PROBLEM DESCRIPTION » State the number of lines that contain the word "очередности", and add nothing else.
— start —
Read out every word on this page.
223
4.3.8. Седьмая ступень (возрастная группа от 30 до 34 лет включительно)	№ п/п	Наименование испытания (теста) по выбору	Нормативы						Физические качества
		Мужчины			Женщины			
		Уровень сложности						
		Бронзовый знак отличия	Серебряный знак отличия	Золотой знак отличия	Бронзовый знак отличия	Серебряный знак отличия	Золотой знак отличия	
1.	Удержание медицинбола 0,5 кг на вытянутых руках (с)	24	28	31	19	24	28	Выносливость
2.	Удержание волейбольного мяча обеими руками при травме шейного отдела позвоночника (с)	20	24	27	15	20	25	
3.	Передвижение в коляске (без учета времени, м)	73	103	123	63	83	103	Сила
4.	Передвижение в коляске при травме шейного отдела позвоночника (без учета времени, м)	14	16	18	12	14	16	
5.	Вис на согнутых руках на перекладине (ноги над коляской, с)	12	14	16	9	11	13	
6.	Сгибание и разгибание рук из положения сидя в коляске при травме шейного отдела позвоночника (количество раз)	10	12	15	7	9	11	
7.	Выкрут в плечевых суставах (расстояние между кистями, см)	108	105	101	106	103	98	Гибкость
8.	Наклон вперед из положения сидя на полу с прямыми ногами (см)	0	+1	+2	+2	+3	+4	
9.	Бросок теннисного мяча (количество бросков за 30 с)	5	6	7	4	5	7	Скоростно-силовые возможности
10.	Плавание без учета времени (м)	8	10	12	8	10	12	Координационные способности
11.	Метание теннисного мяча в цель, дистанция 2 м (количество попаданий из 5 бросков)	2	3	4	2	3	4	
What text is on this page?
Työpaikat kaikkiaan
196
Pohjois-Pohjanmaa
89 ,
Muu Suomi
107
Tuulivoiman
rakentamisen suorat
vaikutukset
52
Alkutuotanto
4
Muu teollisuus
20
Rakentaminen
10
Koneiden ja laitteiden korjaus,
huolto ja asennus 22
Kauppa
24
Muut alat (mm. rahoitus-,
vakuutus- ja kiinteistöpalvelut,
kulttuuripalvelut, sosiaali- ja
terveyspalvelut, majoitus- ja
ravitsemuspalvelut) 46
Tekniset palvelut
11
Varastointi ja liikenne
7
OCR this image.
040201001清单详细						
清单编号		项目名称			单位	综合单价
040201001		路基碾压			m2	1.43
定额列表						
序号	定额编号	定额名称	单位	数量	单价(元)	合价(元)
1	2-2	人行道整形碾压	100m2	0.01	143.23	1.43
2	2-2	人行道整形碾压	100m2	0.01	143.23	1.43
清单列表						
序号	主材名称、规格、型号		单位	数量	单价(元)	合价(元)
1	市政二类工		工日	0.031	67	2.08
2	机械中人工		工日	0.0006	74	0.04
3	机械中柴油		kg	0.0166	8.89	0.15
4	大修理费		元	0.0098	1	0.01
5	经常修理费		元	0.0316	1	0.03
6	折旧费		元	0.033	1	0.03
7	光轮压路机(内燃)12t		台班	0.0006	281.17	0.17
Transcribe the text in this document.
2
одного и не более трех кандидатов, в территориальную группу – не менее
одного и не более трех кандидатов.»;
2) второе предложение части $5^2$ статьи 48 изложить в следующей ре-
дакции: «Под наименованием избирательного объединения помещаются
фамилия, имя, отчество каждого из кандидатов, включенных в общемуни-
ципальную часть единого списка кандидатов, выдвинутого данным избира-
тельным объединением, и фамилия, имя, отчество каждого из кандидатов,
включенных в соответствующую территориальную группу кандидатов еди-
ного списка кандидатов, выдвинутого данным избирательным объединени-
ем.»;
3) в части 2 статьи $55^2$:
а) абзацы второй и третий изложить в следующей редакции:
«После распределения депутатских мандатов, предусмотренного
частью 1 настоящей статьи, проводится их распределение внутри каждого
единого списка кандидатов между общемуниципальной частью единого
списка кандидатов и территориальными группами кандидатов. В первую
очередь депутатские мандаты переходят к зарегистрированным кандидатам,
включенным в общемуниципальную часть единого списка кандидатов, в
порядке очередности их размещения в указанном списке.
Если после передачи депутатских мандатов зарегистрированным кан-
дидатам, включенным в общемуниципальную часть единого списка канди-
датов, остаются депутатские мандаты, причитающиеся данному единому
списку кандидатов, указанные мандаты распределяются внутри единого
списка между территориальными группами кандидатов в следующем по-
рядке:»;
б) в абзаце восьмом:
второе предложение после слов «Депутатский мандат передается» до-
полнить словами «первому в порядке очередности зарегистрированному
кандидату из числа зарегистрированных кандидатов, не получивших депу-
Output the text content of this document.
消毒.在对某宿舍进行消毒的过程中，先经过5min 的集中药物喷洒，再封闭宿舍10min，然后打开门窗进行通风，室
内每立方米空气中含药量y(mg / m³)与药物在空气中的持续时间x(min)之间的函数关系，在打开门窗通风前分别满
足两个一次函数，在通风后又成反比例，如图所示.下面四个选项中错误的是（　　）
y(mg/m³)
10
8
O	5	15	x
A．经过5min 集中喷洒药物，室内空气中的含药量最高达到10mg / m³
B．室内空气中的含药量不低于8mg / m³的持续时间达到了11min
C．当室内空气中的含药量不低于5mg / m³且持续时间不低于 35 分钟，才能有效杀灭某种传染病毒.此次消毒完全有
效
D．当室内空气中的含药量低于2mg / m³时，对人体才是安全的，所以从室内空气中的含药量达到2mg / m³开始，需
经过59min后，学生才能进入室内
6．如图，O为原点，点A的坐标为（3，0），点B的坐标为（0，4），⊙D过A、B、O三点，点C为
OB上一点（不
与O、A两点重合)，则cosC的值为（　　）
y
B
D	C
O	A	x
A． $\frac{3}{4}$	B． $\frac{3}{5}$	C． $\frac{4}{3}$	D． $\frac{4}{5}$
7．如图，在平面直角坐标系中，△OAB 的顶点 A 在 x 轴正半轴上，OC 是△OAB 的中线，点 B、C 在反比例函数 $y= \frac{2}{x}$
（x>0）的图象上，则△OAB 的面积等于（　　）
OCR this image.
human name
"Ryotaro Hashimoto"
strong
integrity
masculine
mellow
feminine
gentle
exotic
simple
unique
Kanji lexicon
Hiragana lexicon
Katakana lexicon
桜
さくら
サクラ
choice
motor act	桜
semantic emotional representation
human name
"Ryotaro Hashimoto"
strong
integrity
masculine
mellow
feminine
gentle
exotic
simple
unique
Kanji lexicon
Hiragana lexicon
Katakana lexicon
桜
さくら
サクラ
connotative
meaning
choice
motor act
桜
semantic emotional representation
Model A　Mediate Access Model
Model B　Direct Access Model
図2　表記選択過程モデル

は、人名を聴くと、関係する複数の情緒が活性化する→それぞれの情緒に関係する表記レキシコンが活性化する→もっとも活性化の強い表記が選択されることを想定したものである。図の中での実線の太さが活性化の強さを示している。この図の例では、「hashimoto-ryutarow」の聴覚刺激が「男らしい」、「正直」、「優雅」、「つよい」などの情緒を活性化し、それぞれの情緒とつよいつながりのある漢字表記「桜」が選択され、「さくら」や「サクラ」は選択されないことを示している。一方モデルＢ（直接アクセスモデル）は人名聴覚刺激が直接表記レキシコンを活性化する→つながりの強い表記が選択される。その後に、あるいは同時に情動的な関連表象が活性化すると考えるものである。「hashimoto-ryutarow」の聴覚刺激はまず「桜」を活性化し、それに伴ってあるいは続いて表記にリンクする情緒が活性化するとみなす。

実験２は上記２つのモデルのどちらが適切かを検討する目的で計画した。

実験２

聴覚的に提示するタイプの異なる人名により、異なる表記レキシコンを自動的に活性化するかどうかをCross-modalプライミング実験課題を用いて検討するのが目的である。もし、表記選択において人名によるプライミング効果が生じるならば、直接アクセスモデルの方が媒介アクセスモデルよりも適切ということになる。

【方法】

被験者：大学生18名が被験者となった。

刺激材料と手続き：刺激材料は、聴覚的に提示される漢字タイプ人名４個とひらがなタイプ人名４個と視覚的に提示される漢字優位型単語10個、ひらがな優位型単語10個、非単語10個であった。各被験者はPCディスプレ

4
— end —
RESULT OF THIS EXERCISE » 2